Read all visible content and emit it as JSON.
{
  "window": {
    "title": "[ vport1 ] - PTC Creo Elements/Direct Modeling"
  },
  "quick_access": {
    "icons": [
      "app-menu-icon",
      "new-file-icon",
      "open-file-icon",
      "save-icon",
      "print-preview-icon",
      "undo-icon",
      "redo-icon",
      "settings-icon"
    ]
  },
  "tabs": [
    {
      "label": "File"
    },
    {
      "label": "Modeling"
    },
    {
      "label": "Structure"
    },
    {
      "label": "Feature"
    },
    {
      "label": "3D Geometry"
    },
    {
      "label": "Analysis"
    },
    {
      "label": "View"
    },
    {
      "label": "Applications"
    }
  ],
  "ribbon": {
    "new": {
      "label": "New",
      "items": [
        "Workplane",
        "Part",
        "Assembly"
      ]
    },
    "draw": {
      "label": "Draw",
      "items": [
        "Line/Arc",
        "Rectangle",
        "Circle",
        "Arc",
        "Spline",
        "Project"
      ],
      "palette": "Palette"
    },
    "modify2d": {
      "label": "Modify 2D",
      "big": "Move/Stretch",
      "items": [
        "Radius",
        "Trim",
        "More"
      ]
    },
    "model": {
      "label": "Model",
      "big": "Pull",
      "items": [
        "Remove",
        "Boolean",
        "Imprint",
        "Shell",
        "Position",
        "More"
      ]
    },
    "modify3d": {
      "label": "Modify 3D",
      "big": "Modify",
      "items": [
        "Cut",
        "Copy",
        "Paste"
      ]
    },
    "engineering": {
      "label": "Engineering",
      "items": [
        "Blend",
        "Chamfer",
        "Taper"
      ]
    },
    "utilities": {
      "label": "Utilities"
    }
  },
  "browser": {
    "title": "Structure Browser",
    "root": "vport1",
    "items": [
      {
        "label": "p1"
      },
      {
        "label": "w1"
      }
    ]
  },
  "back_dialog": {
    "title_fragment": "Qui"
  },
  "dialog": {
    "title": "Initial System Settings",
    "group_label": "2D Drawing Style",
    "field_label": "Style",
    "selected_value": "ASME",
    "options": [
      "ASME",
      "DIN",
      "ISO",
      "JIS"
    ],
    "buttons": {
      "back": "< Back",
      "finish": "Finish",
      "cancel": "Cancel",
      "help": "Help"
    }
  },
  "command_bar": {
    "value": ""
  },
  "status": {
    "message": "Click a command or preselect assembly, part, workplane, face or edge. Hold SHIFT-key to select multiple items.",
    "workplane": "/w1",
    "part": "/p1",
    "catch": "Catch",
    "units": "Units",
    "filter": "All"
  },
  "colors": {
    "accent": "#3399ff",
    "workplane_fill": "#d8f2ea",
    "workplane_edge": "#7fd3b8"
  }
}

========================

EXERCISE AIM: Print every entry exactly as written.

RESULT FOR THIS TASK:
Read all visible content and emit it as JSON.
{
  "window": {
    "title": "[ vport1 ] - PTC Creo Elements/Direct Modeling"
  },
  "quick_access": {
    "icons": [
      "app-menu-icon",
      "new-file-icon",
      "open-file-icon",
      "save-icon",
      "print-preview-icon",
      "undo-icon",
      "redo-icon",
      "settings-icon"
    ]
  },
  "tabs": [
    {
      "label": "File"
    },
    {
      "label": "Modeling"
    },
    {
      "label": "Structure"
    },
    {
      "label": "Feature"
    },
    {
      "label": "3D Geometry"
    },
    {
      "label": "Analysis"
    },
    {
      "label": "View"
    },
    {
      "label": "Applications"
    }
  ],
  "ribbon": {
    "new": {
      "label": "New",
      "items": [
        "Workplane",
        "Part",
        "Assembly"
      ]
    },
    "draw": {
      "label": "Draw",
      "items": [
        "Line/Arc",
        "Rectangle",
        "Circle",
        "Arc",
        "Spline",
        "Project"
      ],
      "palette": "Palette"
    },
    "modify2d": {
      "label": "Modify 2D",
      "big": "Move/Stretch",
      "items": [
        "Radius",
        "Trim",
        "More"
      ]
    },
    "model": {
      "label": "Model",
      "big": "Pull",
      "items": [
        "Remove",
        "Boolean",
        "Imprint",
        "Shell",
        "Position",
        "More"
      ]
    },
    "modify3d": {
      "label": "Modify 3D",
      "big": "Modify",
      "items": [
        "Cut",
        "Copy",
        "Paste"
      ]
    },
    "engineering": {
      "label": "Engineering",
      "items": [
        "Blend",
        "Chamfer",
        "Taper"
      ]
    },
    "utilities": {
      "label": "Utilities"
    }
  },
  "browser": {
    "title": "Structure Browser",
    "root": "vport1",
    "items": [
      {
        "label": "p1"
      },
      {
        "label": "w1"
      }
    ]
  },
  "back_dialog": {
    "title_fragment": "Qui"
  },
  "dialog": {
    "title": "Initial System Settings",
    "group_label": "2D Drawing Style",
    "field_label": "Style",
    "selected_value": "ASME",
    "options": [
      "ASME",
      "DIN",
      "ISO",
      "JIS"
    ],
    "buttons": {
      "back": "< Back",
      "finish": "Finish",
      "cancel": "Cancel",
      "help": "Help"
    }
  },
  "command_bar": {
    "value": ""
  },
  "status": {
    "message": "Click a command or preselect assembly, part, workplane, face or edge. Hold SHIFT-key to select multiple items.",
    "workplane": "/w1",
    "part": "/p1",
    "catch": "Catch",
    "units": "Units",
    "filter": "All"
  },
  "colors": {
    "accent": "#3399ff",
    "workplane_fill": "#d8f2ea",
    "workplane_edge": "#7fd3b8"
  }
}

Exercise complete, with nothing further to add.